* **Given task**
Search the material below for the word "JSON". Copy every line that has it.

— Start of Data for the task —

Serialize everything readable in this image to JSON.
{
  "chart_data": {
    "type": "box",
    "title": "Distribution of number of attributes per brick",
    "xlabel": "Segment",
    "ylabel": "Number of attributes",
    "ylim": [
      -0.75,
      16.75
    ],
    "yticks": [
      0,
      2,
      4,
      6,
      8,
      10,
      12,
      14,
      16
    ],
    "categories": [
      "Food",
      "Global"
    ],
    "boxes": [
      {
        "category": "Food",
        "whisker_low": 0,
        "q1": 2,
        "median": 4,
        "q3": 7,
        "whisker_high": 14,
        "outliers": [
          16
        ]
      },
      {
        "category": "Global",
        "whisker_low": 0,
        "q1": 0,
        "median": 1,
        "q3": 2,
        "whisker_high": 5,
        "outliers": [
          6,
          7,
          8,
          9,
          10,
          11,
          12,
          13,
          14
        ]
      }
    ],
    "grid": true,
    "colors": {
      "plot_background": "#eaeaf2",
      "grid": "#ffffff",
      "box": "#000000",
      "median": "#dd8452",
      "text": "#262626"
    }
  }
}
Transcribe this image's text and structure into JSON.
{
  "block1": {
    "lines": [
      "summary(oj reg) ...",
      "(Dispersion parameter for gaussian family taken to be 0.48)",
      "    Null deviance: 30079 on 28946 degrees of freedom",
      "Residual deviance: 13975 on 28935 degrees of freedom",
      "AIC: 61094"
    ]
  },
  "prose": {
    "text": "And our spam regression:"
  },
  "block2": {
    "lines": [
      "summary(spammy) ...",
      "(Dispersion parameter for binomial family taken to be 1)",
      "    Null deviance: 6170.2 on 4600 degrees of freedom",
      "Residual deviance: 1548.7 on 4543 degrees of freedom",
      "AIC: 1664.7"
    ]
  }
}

— End of Data for the task —

* **Problem solution**
Serialize everything readable in this image to JSON.
Transcribe this image's text and structure into JSON.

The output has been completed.